> _SET OF TASKS_
1. In the passage about Corben and Spellman's films, at which festival was "Raw Deal" first screened?
2. Put this sentence from the passage about Corben and Spellman's films into Spanish: "In 2009, the filmmakers released the highly acclaimed 'The U.'"

> _PAGE TEXT_
▼
In 1994 Corben and Spellman formed Spellman-Corben Productions and soon after they produced a student film, called “Waiting,” a 34 minute short about a girl waiting for the results of an AIDS test.

By 2000 Corben, was attending the University of Miami.

That same year, he took a leave from UM, and together with Spellman they produced their first Rakontur documentary, “Raw Deal: A question of consent.” The film centered around the story of an exotic dancer who filed rape charges after being hired to perform at a Gainesville fraternity house in 1999, Two days later she was arrested for filing a false police report.

First screened at the prestigious Sundance Film Festival in 2001, one critic called it the “most important film to see at Sundance.”

Corben now says that “Raw Deal” was the film that “started it all”

Corben and Spellman followed with “Cocaine Cowboys” in 2006 and Cocaine Cowboys II” in 2008. Both films documented the effects of a violent and bloody cocaine trade on 80’s Miami.

In 2009, the filmmakers released the highly acclaimed “The U.”

The film recounted how University of Miami coach Howard Schnellenberger rebuilt the school’s waning football program in the 1980’s by recruiting players from some of Miami’s toughest inner city neighborhoods. By the end of the decade, UM’s smash-mouth, trash-talking style of football had won it few friends outside of Miami. And the program was also making UM leadership very uncomfortable.

When Corben and Spellman approached UM about doing the film, the school was so anxious to bury the past, the filmmakers were told by UM’s sports information director Mark Pray that they “should rethink even doing this project.”
▲
> _DATASET ROWS_
▼
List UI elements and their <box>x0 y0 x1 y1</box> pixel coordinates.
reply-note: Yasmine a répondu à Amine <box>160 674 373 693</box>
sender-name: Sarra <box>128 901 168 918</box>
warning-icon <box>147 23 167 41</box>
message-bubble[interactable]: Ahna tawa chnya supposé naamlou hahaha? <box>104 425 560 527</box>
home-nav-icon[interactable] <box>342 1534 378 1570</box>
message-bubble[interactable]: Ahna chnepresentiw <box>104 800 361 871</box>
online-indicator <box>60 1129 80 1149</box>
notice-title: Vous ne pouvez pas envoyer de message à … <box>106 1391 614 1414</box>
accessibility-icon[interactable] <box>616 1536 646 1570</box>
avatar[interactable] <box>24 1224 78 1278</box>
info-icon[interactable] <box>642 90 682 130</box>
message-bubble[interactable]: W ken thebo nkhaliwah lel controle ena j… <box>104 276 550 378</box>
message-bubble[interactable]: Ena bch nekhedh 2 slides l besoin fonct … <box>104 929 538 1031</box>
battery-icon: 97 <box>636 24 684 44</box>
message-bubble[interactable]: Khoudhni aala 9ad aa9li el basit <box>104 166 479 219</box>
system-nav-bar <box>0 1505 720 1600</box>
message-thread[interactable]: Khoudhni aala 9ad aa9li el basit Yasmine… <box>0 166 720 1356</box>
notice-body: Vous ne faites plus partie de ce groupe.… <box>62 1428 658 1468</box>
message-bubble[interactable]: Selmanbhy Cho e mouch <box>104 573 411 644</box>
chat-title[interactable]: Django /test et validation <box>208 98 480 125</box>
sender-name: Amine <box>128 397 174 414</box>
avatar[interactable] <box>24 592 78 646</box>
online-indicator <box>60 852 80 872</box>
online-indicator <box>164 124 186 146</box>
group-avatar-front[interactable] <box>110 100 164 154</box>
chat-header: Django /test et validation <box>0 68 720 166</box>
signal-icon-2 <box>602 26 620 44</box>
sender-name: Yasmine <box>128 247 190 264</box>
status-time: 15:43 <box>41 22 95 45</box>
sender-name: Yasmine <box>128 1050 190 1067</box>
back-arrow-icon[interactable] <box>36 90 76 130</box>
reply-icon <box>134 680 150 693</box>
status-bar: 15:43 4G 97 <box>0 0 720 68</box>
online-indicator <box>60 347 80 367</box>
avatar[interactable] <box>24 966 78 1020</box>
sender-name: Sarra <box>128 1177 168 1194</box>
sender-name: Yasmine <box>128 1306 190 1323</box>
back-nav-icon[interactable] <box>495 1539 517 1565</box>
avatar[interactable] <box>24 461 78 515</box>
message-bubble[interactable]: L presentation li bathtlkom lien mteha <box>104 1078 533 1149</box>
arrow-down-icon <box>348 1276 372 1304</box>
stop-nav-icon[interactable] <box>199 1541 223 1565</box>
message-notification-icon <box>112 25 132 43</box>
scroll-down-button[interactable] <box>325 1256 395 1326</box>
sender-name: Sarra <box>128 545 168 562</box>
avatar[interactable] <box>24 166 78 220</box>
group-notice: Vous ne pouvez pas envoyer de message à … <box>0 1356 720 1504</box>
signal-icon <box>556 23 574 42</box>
▲
> _LIST OF SOLUTIONS_
1. The Sundance Film Festival.

2. En 2009, los cineastas estrenaron la muy aclamada "The U".